Required work.
Lines holding the string "JSON" are the ones to copy from this listing.

--- Start ---

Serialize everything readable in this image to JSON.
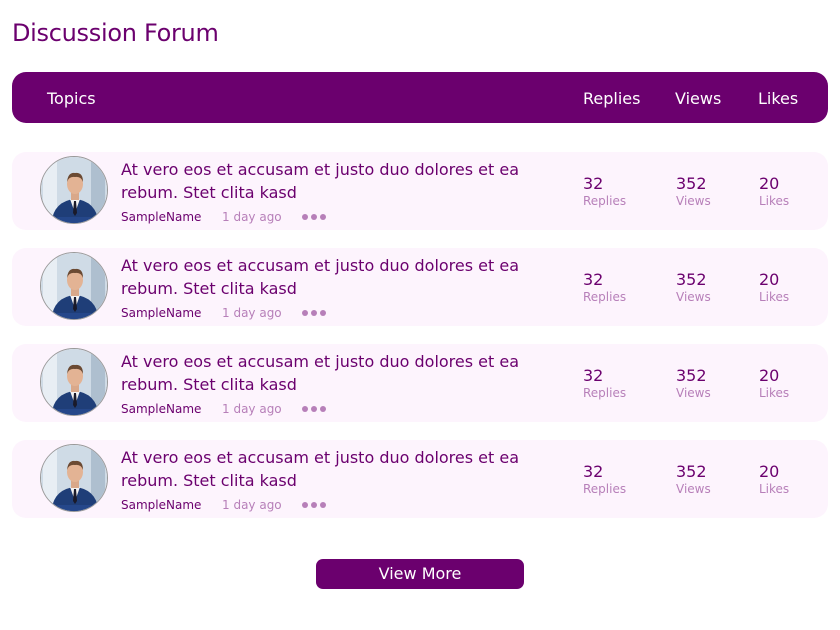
{
  "title": "Discussion Forum",
  "header": {
    "topics": "Topics",
    "replies": "Replies",
    "views": "Views",
    "likes": "Likes"
  },
  "posts": [
    {
      "topic": "At vero eos et accusam et justo duo dolores et ea rebum. Stet clita kasd",
      "author": "SampleName",
      "time": "1 day ago",
      "replies": "32",
      "replies_label": "Replies",
      "views": "352",
      "views_label": "Views",
      "likes": "20",
      "likes_label": "Likes"
    },
    {
      "topic": "At vero eos et accusam et justo duo dolores et ea rebum. Stet clita kasd",
      "author": "SampleName",
      "time": "1 day ago",
      "replies": "32",
      "replies_label": "Replies",
      "views": "352",
      "views_label": "Views",
      "likes": "20",
      "likes_label": "Likes"
    },
    {
      "topic": "At vero eos et accusam et justo duo dolores et ea rebum. Stet clita kasd",
      "author": "SampleName",
      "time": "1 day ago",
      "replies": "32",
      "replies_label": "Replies",
      "views": "352",
      "views_label": "Views",
      "likes": "20",
      "likes_label": "Likes"
    },
    {
      "topic": "At vero eos et accusam et justo duo dolores et ea rebum. Stet clita kasd",
      "author": "SampleName",
      "time": "1 day ago",
      "replies": "32",
      "replies_label": "Replies",
      "views": "352",
      "views_label": "Views",
      "likes": "20",
      "likes_label": "Likes"
    }
  ],
  "view_more": "View More",
  "colors": {
    "primary": "#6b006e",
    "muted": "#b77fb9",
    "row_bg": "#fdf4fd"
  }
}
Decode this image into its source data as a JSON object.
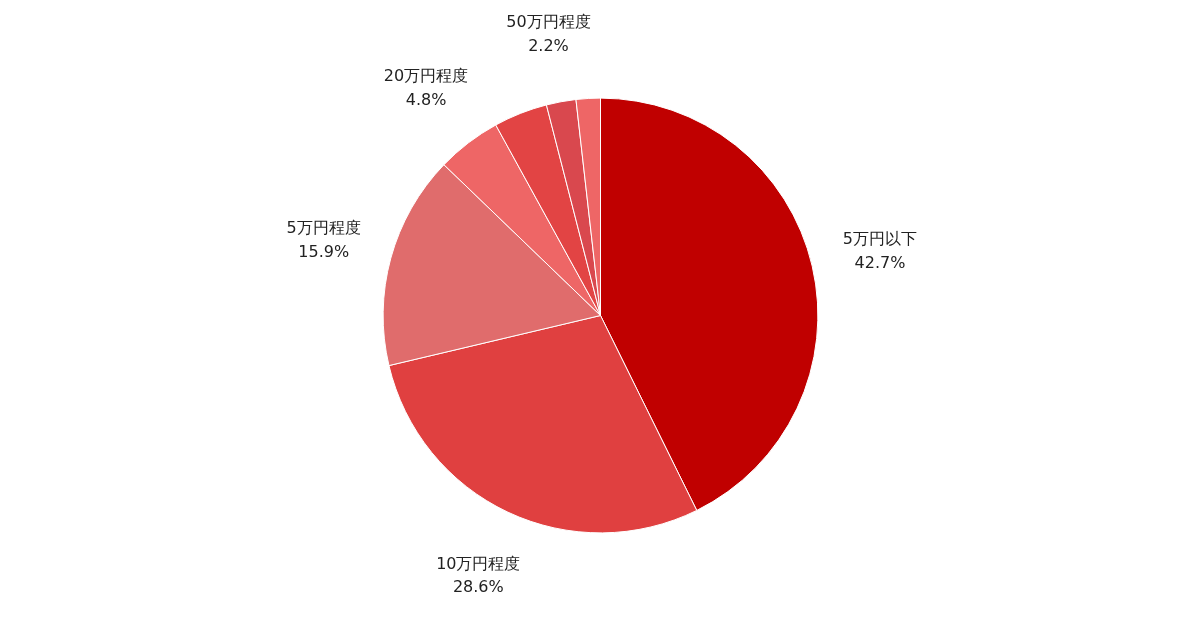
{
  "chart_data": {
    "type": "pie",
    "categories": [
      "5万円以下",
      "10万円程度",
      "5万円程度",
      "20万円程度",
      null,
      "50万円程度",
      null
    ],
    "values": [
      42.7,
      28.6,
      15.9,
      4.8,
      4.0,
      2.2,
      1.8
    ],
    "value_labels": [
      "42.7%",
      "28.6%",
      "15.9%",
      "4.8%",
      null,
      "2.2%",
      null
    ],
    "colors": [
      "#c00000",
      "#e04040",
      "#e06c6c",
      "#ee6666",
      "#e24444",
      "#d9484e",
      "#ee6666"
    ]
  }
}
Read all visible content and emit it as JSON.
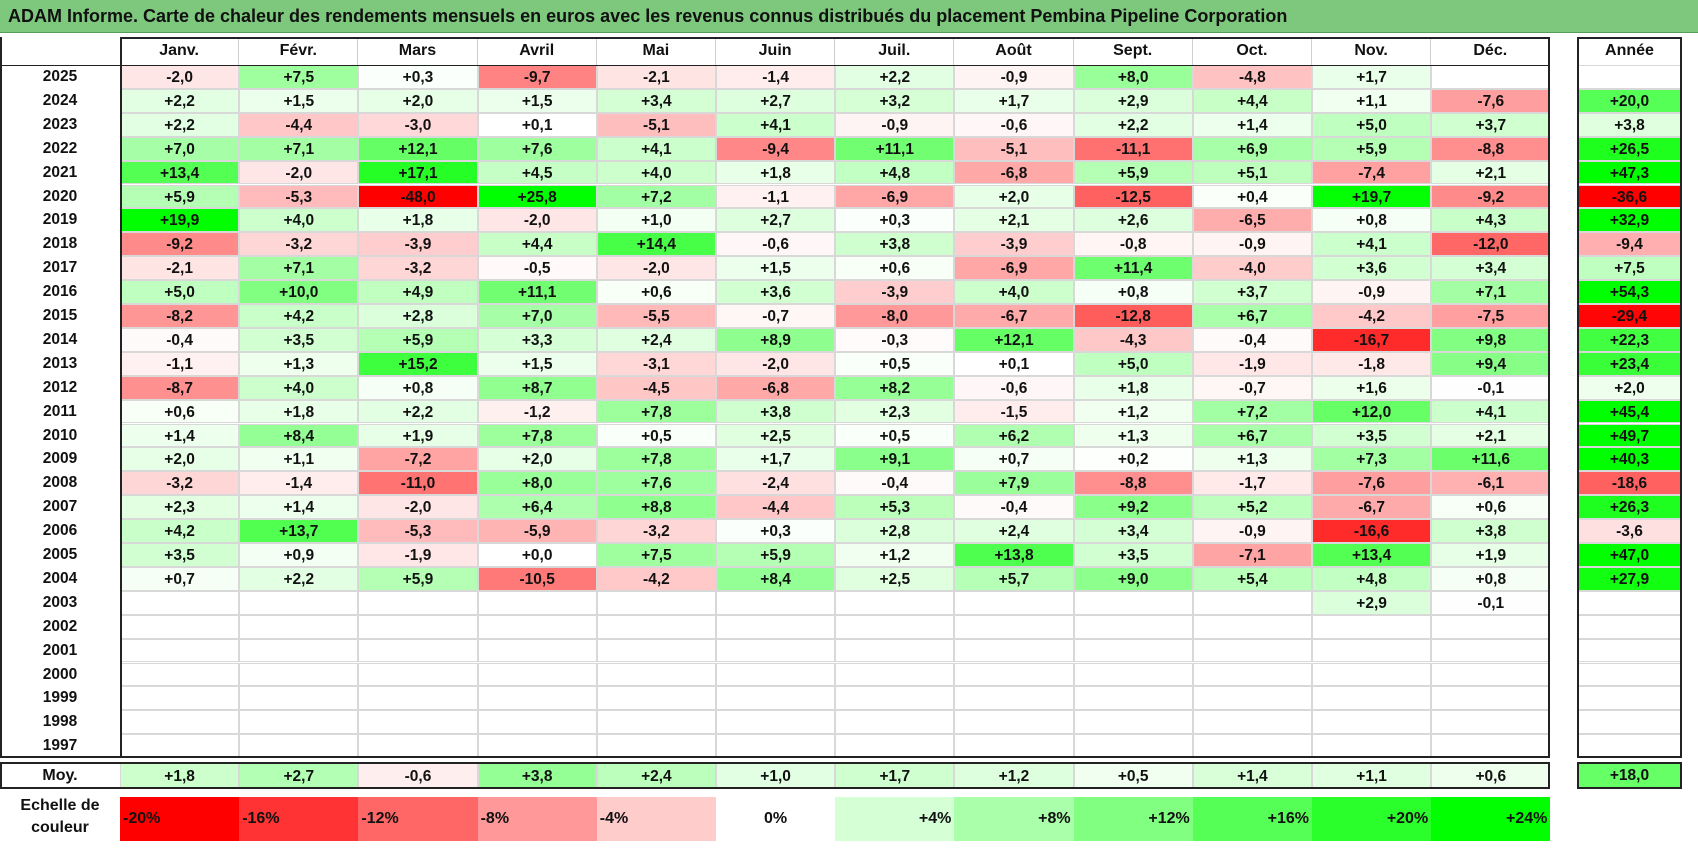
{
  "title": "ADAM Informe. Carte de chaleur des rendements mensuels en euros avec les revenus connus distribués du placement Pembina Pipeline Corporation",
  "chart_data": {
    "type": "heatmap",
    "columns": [
      "Janv.",
      "Févr.",
      "Mars",
      "Avril",
      "Mai",
      "Juin",
      "Juil.",
      "Août",
      "Sept.",
      "Oct.",
      "Nov.",
      "Déc."
    ],
    "year_header": "Année",
    "rows": [
      {
        "year": "2025",
        "months": [
          "-2,0",
          "+7,5",
          "+0,3",
          "-9,7",
          "-2,1",
          "-1,4",
          "+2,2",
          "-0,9",
          "+8,0",
          "-4,8",
          "+1,7",
          ""
        ],
        "annual": ""
      },
      {
        "year": "2024",
        "months": [
          "+2,2",
          "+1,5",
          "+2,0",
          "+1,5",
          "+3,4",
          "+2,7",
          "+3,2",
          "+1,7",
          "+2,9",
          "+4,4",
          "+1,1",
          "-7,6"
        ],
        "annual": "+20,0"
      },
      {
        "year": "2023",
        "months": [
          "+2,2",
          "-4,4",
          "-3,0",
          "+0,1",
          "-5,1",
          "+4,1",
          "-0,9",
          "-0,6",
          "+2,2",
          "+1,4",
          "+5,0",
          "+3,7"
        ],
        "annual": "+3,8"
      },
      {
        "year": "2022",
        "months": [
          "+7,0",
          "+7,1",
          "+12,1",
          "+7,6",
          "+4,1",
          "-9,4",
          "+11,1",
          "-5,1",
          "-11,1",
          "+6,9",
          "+5,9",
          "-8,8"
        ],
        "annual": "+26,5"
      },
      {
        "year": "2021",
        "months": [
          "+13,4",
          "-2,0",
          "+17,1",
          "+4,5",
          "+4,0",
          "+1,8",
          "+4,8",
          "-6,8",
          "+5,9",
          "+5,1",
          "-7,4",
          "+2,1"
        ],
        "annual": "+47,3"
      },
      {
        "year": "2020",
        "months": [
          "+5,9",
          "-5,3",
          "-48,0",
          "+25,8",
          "+7,2",
          "-1,1",
          "-6,9",
          "+2,0",
          "-12,5",
          "+0,4",
          "+19,7",
          "-9,2"
        ],
        "annual": "-36,6"
      },
      {
        "year": "2019",
        "months": [
          "+19,9",
          "+4,0",
          "+1,8",
          "-2,0",
          "+1,0",
          "+2,7",
          "+0,3",
          "+2,1",
          "+2,6",
          "-6,5",
          "+0,8",
          "+4,3"
        ],
        "annual": "+32,9"
      },
      {
        "year": "2018",
        "months": [
          "-9,2",
          "-3,2",
          "-3,9",
          "+4,4",
          "+14,4",
          "-0,6",
          "+3,8",
          "-3,9",
          "-0,8",
          "-0,9",
          "+4,1",
          "-12,0"
        ],
        "annual": "-9,4"
      },
      {
        "year": "2017",
        "months": [
          "-2,1",
          "+7,1",
          "-3,2",
          "-0,5",
          "-2,0",
          "+1,5",
          "+0,6",
          "-6,9",
          "+11,4",
          "-4,0",
          "+3,6",
          "+3,4"
        ],
        "annual": "+7,5"
      },
      {
        "year": "2016",
        "months": [
          "+5,0",
          "+10,0",
          "+4,9",
          "+11,1",
          "+0,6",
          "+3,6",
          "-3,9",
          "+4,0",
          "+0,8",
          "+3,7",
          "-0,9",
          "+7,1"
        ],
        "annual": "+54,3"
      },
      {
        "year": "2015",
        "months": [
          "-8,2",
          "+4,2",
          "+2,8",
          "+7,0",
          "-5,5",
          "-0,7",
          "-8,0",
          "-6,7",
          "-12,8",
          "+6,7",
          "-4,2",
          "-7,5"
        ],
        "annual": "-29,4"
      },
      {
        "year": "2014",
        "months": [
          "-0,4",
          "+3,5",
          "+5,9",
          "+3,3",
          "+2,4",
          "+8,9",
          "-0,3",
          "+12,1",
          "-4,3",
          "-0,4",
          "-16,7",
          "+9,8"
        ],
        "annual": "+22,3"
      },
      {
        "year": "2013",
        "months": [
          "-1,1",
          "+1,3",
          "+15,2",
          "+1,5",
          "-3,1",
          "-2,0",
          "+0,5",
          "+0,1",
          "+5,0",
          "-1,9",
          "-1,8",
          "+9,4"
        ],
        "annual": "+23,4"
      },
      {
        "year": "2012",
        "months": [
          "-8,7",
          "+4,0",
          "+0,8",
          "+8,7",
          "-4,5",
          "-6,8",
          "+8,2",
          "-0,6",
          "+1,8",
          "-0,7",
          "+1,6",
          "-0,1"
        ],
        "annual": "+2,0"
      },
      {
        "year": "2011",
        "months": [
          "+0,6",
          "+1,8",
          "+2,2",
          "-1,2",
          "+7,8",
          "+3,8",
          "+2,3",
          "-1,5",
          "+1,2",
          "+7,2",
          "+12,0",
          "+4,1"
        ],
        "annual": "+45,4"
      },
      {
        "year": "2010",
        "months": [
          "+1,4",
          "+8,4",
          "+1,9",
          "+7,8",
          "+0,5",
          "+2,5",
          "+0,5",
          "+6,2",
          "+1,3",
          "+6,7",
          "+3,5",
          "+2,1"
        ],
        "annual": "+49,7"
      },
      {
        "year": "2009",
        "months": [
          "+2,0",
          "+1,1",
          "-7,2",
          "+2,0",
          "+7,8",
          "+1,7",
          "+9,1",
          "+0,7",
          "+0,2",
          "+1,3",
          "+7,3",
          "+11,6"
        ],
        "annual": "+40,3"
      },
      {
        "year": "2008",
        "months": [
          "-3,2",
          "-1,4",
          "-11,0",
          "+8,0",
          "+7,6",
          "-2,4",
          "-0,4",
          "+7,9",
          "-8,8",
          "-1,7",
          "-7,6",
          "-6,1"
        ],
        "annual": "-18,6"
      },
      {
        "year": "2007",
        "months": [
          "+2,3",
          "+1,4",
          "-2,0",
          "+6,4",
          "+8,8",
          "-4,4",
          "+5,3",
          "-0,4",
          "+9,2",
          "+5,2",
          "-6,7",
          "+0,6"
        ],
        "annual": "+26,3"
      },
      {
        "year": "2006",
        "months": [
          "+4,2",
          "+13,7",
          "-5,3",
          "-5,9",
          "-3,2",
          "+0,3",
          "+2,8",
          "+2,4",
          "+3,4",
          "-0,9",
          "-16,6",
          "+3,8"
        ],
        "annual": "-3,6"
      },
      {
        "year": "2005",
        "months": [
          "+3,5",
          "+0,9",
          "-1,9",
          "+0,0",
          "+7,5",
          "+5,9",
          "+1,2",
          "+13,8",
          "+3,5",
          "-7,1",
          "+13,4",
          "+1,9"
        ],
        "annual": "+47,0"
      },
      {
        "year": "2004",
        "months": [
          "+0,7",
          "+2,2",
          "+5,9",
          "-10,5",
          "-4,2",
          "+8,4",
          "+2,5",
          "+5,7",
          "+9,0",
          "+5,4",
          "+4,8",
          "+0,8"
        ],
        "annual": "+27,9"
      },
      {
        "year": "2003",
        "months": [
          "",
          "",
          "",
          "",
          "",
          "",
          "",
          "",
          "",
          "",
          "+2,9",
          "-0,1"
        ],
        "annual": ""
      },
      {
        "year": "2002",
        "months": [
          "",
          "",
          "",
          "",
          "",
          "",
          "",
          "",
          "",
          "",
          "",
          ""
        ],
        "annual": ""
      },
      {
        "year": "2001",
        "months": [
          "",
          "",
          "",
          "",
          "",
          "",
          "",
          "",
          "",
          "",
          "",
          ""
        ],
        "annual": ""
      },
      {
        "year": "2000",
        "months": [
          "",
          "",
          "",
          "",
          "",
          "",
          "",
          "",
          "",
          "",
          "",
          ""
        ],
        "annual": ""
      },
      {
        "year": "1999",
        "months": [
          "",
          "",
          "",
          "",
          "",
          "",
          "",
          "",
          "",
          "",
          "",
          ""
        ],
        "annual": ""
      },
      {
        "year": "1998",
        "months": [
          "",
          "",
          "",
          "",
          "",
          "",
          "",
          "",
          "",
          "",
          "",
          ""
        ],
        "annual": ""
      },
      {
        "year": "1997",
        "months": [
          "",
          "",
          "",
          "",
          "",
          "",
          "",
          "",
          "",
          "",
          "",
          ""
        ],
        "annual": ""
      }
    ],
    "average": {
      "label": "Moy.",
      "months": [
        "+1,8",
        "+2,7",
        "-0,6",
        "+3,8",
        "+2,4",
        "+1,0",
        "+1,7",
        "+1,2",
        "+0,5",
        "+1,4",
        "+1,1",
        "+0,6"
      ],
      "annual": "+18,0"
    },
    "color_scale": {
      "label_line1": "Echelle de",
      "label_line2": "couleur",
      "steps": [
        "-20%",
        "-16%",
        "-12%",
        "-8%",
        "-4%",
        "0%",
        "+4%",
        "+8%",
        "+12%",
        "+16%",
        "+20%",
        "+24%"
      ]
    },
    "colors": {
      "negative_max": "#ff0000",
      "neutral": "#ffffff",
      "positive_max": "#00ff00",
      "title_bg": "#7ec87e"
    }
  }
}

--- End ---

Complete output.
Serialize everything readable in this image to JSON.
Decode this image into its source data as a JSON object.
Read all visible content and emit it as JSON.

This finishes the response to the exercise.